[Dataset excerpts]
#####

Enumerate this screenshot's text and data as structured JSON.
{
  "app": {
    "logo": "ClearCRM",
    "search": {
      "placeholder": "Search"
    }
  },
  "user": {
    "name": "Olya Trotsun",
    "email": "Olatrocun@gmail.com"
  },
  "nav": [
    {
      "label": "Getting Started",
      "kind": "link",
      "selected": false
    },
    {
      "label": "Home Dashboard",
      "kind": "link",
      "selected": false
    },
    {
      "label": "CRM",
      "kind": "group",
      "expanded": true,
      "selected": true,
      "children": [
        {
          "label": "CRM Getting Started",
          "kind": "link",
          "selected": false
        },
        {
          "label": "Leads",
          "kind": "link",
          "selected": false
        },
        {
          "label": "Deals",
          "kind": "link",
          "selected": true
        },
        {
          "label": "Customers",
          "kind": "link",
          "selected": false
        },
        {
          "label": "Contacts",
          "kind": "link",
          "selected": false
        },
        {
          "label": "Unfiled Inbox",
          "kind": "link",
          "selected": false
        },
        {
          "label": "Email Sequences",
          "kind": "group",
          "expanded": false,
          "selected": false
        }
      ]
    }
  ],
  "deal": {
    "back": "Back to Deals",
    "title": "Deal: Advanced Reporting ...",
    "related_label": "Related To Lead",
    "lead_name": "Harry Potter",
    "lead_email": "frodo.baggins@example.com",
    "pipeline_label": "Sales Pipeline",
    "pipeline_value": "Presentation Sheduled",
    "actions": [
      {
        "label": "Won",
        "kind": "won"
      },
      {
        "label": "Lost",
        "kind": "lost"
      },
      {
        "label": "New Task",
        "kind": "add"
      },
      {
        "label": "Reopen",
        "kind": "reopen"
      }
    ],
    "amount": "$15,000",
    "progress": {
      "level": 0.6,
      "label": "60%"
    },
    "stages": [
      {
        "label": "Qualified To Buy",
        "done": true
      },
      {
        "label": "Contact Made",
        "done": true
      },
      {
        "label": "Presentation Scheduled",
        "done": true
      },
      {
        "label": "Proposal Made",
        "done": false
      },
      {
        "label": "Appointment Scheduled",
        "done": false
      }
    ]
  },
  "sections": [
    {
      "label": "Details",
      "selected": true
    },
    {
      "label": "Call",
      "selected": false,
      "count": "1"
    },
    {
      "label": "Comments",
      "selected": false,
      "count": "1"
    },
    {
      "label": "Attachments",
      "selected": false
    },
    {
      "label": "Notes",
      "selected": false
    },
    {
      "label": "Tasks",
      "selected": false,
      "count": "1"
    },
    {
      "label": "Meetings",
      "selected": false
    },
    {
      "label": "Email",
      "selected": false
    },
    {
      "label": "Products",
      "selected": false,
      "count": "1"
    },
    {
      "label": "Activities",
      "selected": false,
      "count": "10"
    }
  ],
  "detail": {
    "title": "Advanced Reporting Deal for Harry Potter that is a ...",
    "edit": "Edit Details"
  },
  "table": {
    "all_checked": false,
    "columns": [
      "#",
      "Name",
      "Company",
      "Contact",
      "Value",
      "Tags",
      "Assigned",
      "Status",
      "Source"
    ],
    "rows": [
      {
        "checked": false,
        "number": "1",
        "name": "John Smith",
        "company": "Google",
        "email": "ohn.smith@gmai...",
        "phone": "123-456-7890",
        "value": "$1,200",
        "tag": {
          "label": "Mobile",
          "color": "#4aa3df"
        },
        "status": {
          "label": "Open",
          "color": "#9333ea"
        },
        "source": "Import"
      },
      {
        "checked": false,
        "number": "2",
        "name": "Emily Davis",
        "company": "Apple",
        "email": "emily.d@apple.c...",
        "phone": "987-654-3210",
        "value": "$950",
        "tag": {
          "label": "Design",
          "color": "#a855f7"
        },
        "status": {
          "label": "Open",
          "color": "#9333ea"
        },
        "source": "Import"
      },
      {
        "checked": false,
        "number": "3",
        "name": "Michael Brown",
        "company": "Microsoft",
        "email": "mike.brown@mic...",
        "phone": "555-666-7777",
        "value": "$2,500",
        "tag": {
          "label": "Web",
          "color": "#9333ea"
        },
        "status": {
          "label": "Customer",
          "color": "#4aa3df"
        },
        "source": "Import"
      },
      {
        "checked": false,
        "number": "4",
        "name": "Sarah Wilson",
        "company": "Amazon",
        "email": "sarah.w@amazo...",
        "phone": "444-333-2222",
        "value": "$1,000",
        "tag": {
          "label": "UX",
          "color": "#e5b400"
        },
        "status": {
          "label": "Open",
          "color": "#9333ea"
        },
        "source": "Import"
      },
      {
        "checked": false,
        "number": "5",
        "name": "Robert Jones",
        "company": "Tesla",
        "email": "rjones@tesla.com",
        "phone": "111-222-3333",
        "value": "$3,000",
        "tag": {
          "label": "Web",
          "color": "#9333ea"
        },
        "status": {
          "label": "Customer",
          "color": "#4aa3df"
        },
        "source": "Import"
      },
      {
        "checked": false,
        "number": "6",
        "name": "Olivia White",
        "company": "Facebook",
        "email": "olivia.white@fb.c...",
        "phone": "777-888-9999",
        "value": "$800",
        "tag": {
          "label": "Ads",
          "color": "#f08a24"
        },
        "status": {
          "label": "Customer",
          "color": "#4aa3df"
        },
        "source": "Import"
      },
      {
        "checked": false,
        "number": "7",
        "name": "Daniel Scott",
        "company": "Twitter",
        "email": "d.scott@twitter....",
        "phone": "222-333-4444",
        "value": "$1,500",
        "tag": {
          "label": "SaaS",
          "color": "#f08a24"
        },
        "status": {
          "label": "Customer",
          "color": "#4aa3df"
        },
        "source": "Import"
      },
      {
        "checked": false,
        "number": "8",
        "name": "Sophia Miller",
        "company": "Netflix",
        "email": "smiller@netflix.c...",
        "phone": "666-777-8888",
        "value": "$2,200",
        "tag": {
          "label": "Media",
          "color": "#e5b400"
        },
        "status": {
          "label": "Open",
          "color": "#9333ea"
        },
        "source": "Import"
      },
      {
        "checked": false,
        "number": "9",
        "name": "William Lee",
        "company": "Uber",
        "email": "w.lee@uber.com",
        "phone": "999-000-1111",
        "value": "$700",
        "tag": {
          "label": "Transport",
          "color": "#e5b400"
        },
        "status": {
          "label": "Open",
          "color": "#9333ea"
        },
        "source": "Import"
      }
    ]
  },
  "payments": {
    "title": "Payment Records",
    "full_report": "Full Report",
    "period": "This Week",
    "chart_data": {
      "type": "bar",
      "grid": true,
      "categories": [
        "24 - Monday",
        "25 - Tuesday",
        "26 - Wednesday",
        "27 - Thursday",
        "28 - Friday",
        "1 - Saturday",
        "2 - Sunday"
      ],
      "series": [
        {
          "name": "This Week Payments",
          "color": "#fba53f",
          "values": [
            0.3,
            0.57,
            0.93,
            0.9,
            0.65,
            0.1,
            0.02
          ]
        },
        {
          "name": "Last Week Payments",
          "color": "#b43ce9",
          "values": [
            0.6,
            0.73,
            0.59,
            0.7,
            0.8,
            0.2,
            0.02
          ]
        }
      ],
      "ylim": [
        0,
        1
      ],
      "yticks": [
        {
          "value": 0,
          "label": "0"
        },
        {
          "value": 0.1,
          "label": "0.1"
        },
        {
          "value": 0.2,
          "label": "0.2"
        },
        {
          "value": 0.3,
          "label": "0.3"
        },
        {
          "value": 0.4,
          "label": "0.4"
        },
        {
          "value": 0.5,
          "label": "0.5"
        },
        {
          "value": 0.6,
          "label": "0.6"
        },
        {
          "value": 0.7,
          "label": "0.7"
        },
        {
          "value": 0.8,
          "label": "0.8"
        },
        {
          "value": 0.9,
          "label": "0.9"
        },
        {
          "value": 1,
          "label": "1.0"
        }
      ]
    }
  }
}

#####

◆ BRIEF
Copy all data exactly, start to finish.

◆ COMPLETE RESPONSE
Enumerate this screenshot's text and data as structured JSON.
{
  "app": {
    "logo": "ClearCRM",
    "search": {
      "placeholder": "Search"
    }
  },
  "user": {
    "name": "Olya Trotsun",
    "email": "Olatrocun@gmail.com"
  },
  "nav": [
    {
      "label": "Getting Started",
      "kind": "link",
      "selected": false
    },
    {
      "label": "Home Dashboard",
      "kind": "link",
      "selected": false
    },
    {
      "label": "CRM",
      "kind": "group",
      "expanded": true,
      "selected": true,
      "children": [
        {
          "label": "CRM Getting Started",
          "kind": "link",
          "selected": false
        },
        {
          "label": "Leads",
          "kind": "link",
          "selected": false
        },
        {
          "label": "Deals",
          "kind": "link",
          "selected": true
        },
        {
          "label": "Customers",
          "kind": "link",
          "selected": false
        },
        {
          "label": "Contacts",
          "kind": "link",
          "selected": false
        },
        {
          "label": "Unfiled Inbox",
          "kind": "link",
          "selected": false
        },
        {
          "label": "Email Sequences",
          "kind": "group",
          "expanded": false,
          "selected": false
        }
      ]
    }
  ],
  "deal": {
    "back": "Back to Deals",
    "title": "Deal: Advanced Reporting ...",
    "related_label": "Related To Lead",
    "lead_name": "Harry Potter",
    "lead_email": "frodo.baggins@example.com",
    "pipeline_label": "Sales Pipeline",
    "pipeline_value": "Presentation Sheduled",
    "actions": [
      {
        "label": "Won",
        "kind": "won"
      },
      {
        "label": "Lost",
        "kind": "lost"
      },
      {
        "label": "New Task",
        "kind": "add"
      },
      {
        "label": "Reopen",
        "kind": "reopen"
      }
    ],
    "amount": "$15,000",
    "progress": {
      "level": 0.6,
      "label": "60%"
    },
    "stages": [
      {
        "label": "Qualified To Buy",
        "done": true
      },
      {
        "label": "Contact Made",
        "done": true
      },
      {
        "label": "Presentation Scheduled",
        "done": true
      },
      {
        "label": "Proposal Made",
        "done": false
      },
      {
        "label": "Appointment Scheduled",
        "done": false
      }
    ]
  },
  "sections": [
    {
      "label": "Details",
      "selected": true
    },
    {
      "label": "Call",
      "selected": false,
      "count": "1"
    },
    {
      "label": "Comments",
      "selected": false,
      "count": "1"
    },
    {
      "label": "Attachments",
      "selected": false
    },
    {
      "label": "Notes",
      "selected": false
    },
    {
      "label": "Tasks",
      "selected": false,
      "count": "1"
    },
    {
      "label": "Meetings",
      "selected": false
    },
    {
      "label": "Email",
      "selected": false
    },
    {
      "label": "Products",
      "selected": false,
      "count": "1"
    },
    {
      "label": "Activities",
      "selected": false,
      "count": "10"
    }
  ],
  "detail": {
    "title": "Advanced Reporting Deal for Harry Potter that is a ...",
    "edit": "Edit Details"
  },
  "table": {
    "all_checked": false,
    "columns": [
      "#",
      "Name",
      "Company",
      "Contact",
      "Value",
      "Tags",
      "Assigned",
      "Status",
      "Source"
    ],
    "rows": [
      {
        "checked": false,
        "number": "1",
        "name": "John Smith",
        "company": "Google",
        "email": "ohn.smith@gmai...",
        "phone": "123-456-7890",
        "value": "$1,200",
        "tag": {
          "label": "Mobile",
          "color": "#4aa3df"
        },
        "status": {
          "label": "Open",
          "color": "#9333ea"
        },
        "source": "Import"
      },
      {
        "checked": false,
        "number": "2",
        "name": "Emily Davis",
        "company": "Apple",
        "email": "emily.d@apple.c...",
        "phone": "987-654-3210",
        "value": "$950",
        "tag": {
          "label": "Design",
          "color": "#a855f7"
        },
        "status": {
          "label": "Open",
          "color": "#9333ea"
        },
        "source": "Import"
      },
      {
        "checked": false,
        "number": "3",
        "name": "Michael Brown",
        "company": "Microsoft",
        "email": "mike.brown@mic...",
        "phone": "555-666-7777",
        "value": "$2,500",
        "tag": {
          "label": "Web",
          "color": "#9333ea"
        },
        "status": {
          "label": "Customer",
          "color": "#4aa3df"
        },
        "source": "Import"
      },
      {
        "checked": false,
        "number": "4",
        "name": "Sarah Wilson",
        "company": "Amazon",
        "email": "sarah.w@amazo...",
        "phone": "444-333-2222",
        "value": "$1,000",
        "tag": {
          "label": "UX",
          "color": "#e5b400"
        },
        "status": {
          "label": "Open",
          "color": "#9333ea"
        },
        "source": "Import"
      },
      {
        "checked": false,
        "number": "5",
        "name": "Robert Jones",
        "company": "Tesla",
        "email": "rjones@tesla.com",
        "phone": "111-222-3333",
        "value": "$3,000",
        "tag": {
          "label": "Web",
          "color": "#9333ea"
        },
        "status": {
          "label": "Customer",
          "color": "#4aa3df"
        },
        "source": "Import"
      },
      {
        "checked": false,
        "number": "6",
        "name": "Olivia White",
        "company": "Facebook",
        "email": "olivia.white@fb.c...",
        "phone": "777-888-9999",
        "value": "$800",
        "tag": {
          "label": "Ads",
          "color": "#f08a24"
        },
        "status": {
          "label": "Customer",
          "color": "#4aa3df"
        },
        "source": "Import"
      },
      {
        "checked": false,
        "number": "7",
        "name": "Daniel Scott",
        "company": "Twitter",
        "email": "d.scott@twitter....",
        "phone": "222-333-4444",
        "value": "$1,500",
        "tag": {
          "label": "SaaS",
          "color": "#f08a24"
        },
        "status": {
          "label": "Customer",
          "color": "#4aa3df"
        },
        "source": "Import"
      },
      {
        "checked": false,
        "number": "8",
        "name": "Sophia Miller",
        "company": "Netflix",
        "email": "smiller@netflix.c...",
        "phone": "666-777-8888",
        "value": "$2,200",
        "tag": {
          "label": "Media",
          "color": "#e5b400"
        },
        "status": {
          "label": "Open",
          "color": "#9333ea"
        },
        "source": "Import"
      },
      {
        "checked": false,
        "number": "9",
        "name": "William Lee",
        "company": "Uber",
        "email": "w.lee@uber.com",
        "phone": "999-000-1111",
        "value": "$700",
        "tag": {
          "label": "Transport",
          "color": "#e5b400"
        },
        "status": {
          "label": "Open",
          "color": "#9333ea"
        },
        "source": "Import"
      }
    ]
  },
  "payments": {
    "title": "Payment Records",
    "full_report": "Full Report",
    "period": "This Week",
    "chart_data": {
      "type": "bar",
      "grid": true,
      "categories": [
        "24 - Monday",
        "25 - Tuesday",
        "26 - Wednesday",
        "27 - Thursday",
        "28 - Friday",
        "1 - Saturday",
        "2 - Sunday"
      ],
      "series": [
        {
          "name": "This Week Payments",
          "color": "#fba53f",
          "values": [
            0.3,
            0.57,
            0.93,
            0.9,
            0.65,
            0.1,
            0.02
          ]
        },
        {
          "name": "Last Week Payments",
          "color": "#b43ce9",
          "values": [
            0.6,
            0.73,
            0.59,
            0.7,
            0.8,
            0.2,
            0.02
          ]
        }
      ],
      "ylim": [
        0,
        1
      ],
      "yticks": [
        {
          "value": 0,
          "label": "0"
        },
        {
          "value": 0.1,
          "label": "0.1"
        },
        {
          "value": 0.2,
          "label": "0.2"
        },
        {
          "value": 0.3,
          "label": "0.3"
        },
        {
          "value": 0.4,
          "label": "0.4"
        },
        {
          "value": 0.5,
          "label": "0.5"
        },
        {
          "value": 0.6,
          "label": "0.6"
        },
        {
          "value": 0.7,
          "label": "0.7"
        },
        {
          "value": 0.8,
          "label": "0.8"
        },
        {
          "value": 0.9,
          "label": "0.9"
        },
        {
          "value": 1,
          "label": "1.0"
        }
      ]
    }
  }
}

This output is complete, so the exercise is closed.